___ PAGE ___

Mohammed Ali ben Said : Vétéran de la guerre civile américaine

créé par sandrine Nguefack
Mohammed Ali ben Said

Mohammed Ali ben Said (rebaptisé plus tard Nicholas Said) est né dans le Borno (au nord-est du Nigeria actuel). Treizième des dix-neuf enfants de sa mère, son père est un général de l’armée de Borno. Entre 12 ou 13 ans, son père et trois de ses frères ont été tués par une armée d’invasion de Bagirmey. C’est ainsi qu’il se retrouve capturé et réduit en esclavage par des Touaregs en 1851.

Il a vécu avec Malam Katory, qui lui a appris à écrire et à parler l’arabe. Environ deux ans plus tard, Said est asservi par une « tribu en maraude » et transporté à cheval à travers le désert. À partir de ce jour, il a connu différents maîtres, y compris des Arabes, des Turcs, des Russes, et un couple marié de la Guyane néerlandaise (aujourd’hui Suriname).

___

ACTIONS À MENER.
1. Quels maîtres la page sur Mohammed Ali ben Said énumère-t-elle après les mots « il a connu différents maîtres, y compris » ?
2. Restituez le passage de la page sur Mohammed Ali ben Said depuis « Mohammed Ali ben Said (rebaptisé » jusqu'à « Touaregs en 1851. » inclus.
Les entrées ci-après n'ont aucun lien avec la page sur Mohammed Ali ben Said.

___ DONNÉES FOURNIES ___

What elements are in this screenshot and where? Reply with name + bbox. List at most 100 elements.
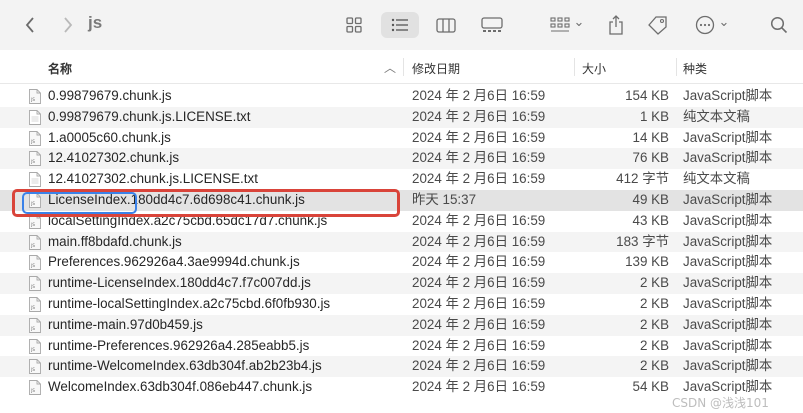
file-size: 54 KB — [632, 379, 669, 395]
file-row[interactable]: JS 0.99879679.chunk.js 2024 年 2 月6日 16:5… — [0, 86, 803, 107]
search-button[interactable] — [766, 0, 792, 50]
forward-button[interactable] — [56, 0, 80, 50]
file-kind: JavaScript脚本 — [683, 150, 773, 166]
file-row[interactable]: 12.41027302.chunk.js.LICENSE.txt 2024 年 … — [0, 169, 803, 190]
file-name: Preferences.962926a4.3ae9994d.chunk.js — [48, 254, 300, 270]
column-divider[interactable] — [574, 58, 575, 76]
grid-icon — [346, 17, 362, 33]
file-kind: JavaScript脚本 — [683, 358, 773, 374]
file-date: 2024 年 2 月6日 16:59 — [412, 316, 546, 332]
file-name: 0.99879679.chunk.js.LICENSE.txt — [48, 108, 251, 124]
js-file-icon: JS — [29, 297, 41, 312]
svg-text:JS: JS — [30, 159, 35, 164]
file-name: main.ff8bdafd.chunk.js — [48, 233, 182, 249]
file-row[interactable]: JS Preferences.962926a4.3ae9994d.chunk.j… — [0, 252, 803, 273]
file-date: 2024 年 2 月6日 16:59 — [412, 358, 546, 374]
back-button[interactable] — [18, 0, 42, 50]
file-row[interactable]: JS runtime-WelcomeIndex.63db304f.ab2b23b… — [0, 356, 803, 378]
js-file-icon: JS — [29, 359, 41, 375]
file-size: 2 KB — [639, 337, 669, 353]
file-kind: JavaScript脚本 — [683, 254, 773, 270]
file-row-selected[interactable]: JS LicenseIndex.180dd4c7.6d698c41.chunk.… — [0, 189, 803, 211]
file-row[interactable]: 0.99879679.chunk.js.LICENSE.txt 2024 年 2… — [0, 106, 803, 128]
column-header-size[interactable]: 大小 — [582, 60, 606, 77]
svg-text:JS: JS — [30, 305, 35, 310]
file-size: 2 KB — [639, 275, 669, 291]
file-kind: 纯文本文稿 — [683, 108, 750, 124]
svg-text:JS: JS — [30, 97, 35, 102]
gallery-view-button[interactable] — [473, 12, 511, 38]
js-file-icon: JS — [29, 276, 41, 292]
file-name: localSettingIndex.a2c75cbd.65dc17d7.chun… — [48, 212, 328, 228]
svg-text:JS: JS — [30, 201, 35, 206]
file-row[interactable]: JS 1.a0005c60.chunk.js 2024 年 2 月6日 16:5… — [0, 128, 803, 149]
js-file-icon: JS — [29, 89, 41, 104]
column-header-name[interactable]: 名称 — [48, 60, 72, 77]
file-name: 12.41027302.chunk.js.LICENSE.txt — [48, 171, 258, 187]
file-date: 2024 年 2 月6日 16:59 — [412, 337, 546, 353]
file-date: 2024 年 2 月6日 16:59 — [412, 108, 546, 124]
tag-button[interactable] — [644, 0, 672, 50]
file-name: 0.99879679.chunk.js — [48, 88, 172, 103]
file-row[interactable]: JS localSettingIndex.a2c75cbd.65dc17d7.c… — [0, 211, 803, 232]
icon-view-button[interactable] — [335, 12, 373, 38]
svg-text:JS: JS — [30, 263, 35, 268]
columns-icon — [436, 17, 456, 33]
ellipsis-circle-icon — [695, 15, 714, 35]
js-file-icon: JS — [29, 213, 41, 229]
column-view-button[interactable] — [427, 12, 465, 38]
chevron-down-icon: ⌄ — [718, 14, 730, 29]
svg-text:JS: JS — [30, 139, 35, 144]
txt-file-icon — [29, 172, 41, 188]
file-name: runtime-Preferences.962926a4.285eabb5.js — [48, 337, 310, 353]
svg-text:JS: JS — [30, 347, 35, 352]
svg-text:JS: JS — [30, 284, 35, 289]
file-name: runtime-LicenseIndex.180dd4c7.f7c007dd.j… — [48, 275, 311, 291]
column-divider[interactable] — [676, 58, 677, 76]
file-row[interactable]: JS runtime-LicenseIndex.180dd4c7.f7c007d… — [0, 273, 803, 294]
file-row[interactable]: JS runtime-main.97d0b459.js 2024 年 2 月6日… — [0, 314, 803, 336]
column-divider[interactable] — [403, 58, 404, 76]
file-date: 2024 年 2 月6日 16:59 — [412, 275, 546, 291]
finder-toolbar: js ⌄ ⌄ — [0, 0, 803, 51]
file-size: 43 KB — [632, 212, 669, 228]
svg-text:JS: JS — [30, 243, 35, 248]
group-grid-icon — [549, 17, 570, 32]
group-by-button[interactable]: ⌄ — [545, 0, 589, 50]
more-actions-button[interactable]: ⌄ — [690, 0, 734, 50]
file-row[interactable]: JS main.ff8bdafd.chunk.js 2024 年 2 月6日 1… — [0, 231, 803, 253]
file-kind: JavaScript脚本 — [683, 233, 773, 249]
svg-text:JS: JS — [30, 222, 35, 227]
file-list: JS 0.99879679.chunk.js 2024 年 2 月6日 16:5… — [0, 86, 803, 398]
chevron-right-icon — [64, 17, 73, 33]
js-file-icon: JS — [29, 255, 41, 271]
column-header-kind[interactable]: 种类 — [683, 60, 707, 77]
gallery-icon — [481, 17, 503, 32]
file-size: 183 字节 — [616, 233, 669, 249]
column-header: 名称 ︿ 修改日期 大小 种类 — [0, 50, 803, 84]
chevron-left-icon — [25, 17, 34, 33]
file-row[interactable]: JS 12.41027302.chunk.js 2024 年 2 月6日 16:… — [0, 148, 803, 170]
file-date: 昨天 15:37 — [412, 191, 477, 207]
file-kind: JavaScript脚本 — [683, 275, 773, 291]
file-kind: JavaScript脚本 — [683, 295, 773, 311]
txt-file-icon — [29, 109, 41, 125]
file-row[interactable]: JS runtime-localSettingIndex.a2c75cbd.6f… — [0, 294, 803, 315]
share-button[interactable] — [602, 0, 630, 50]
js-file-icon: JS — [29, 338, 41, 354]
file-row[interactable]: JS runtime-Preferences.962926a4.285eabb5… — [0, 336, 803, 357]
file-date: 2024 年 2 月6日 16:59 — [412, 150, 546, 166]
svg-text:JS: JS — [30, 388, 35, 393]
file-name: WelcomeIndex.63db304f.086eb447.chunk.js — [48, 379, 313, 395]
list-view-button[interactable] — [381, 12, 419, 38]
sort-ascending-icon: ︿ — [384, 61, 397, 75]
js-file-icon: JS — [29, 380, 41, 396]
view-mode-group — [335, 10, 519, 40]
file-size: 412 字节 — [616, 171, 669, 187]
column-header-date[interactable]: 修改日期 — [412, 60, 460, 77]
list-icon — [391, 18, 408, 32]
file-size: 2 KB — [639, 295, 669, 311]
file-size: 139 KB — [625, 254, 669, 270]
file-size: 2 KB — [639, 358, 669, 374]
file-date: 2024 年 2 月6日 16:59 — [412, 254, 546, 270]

___

RÉPONSES.
1. Des Arabes, des Turcs, des Russes et un couple marié de la Guyane néerlandaise (aujourd'hui Suriname).

2.
Mohammed Ali ben Said (rebaptisé plus tard Nicholas Said) est né dans le Borno (au nord-est du Nigeria actuel). Treizième des dix-neuf enfants de sa mère, son père est un général de l’armée de Borno. Entre 12 ou 13 ans, son père et trois de ses frères ont été tués par une armée d’invasion de Bagirmey. C’est ainsi qu’il se retrouve capturé et réduit en esclavage par des Touaregs en 1851.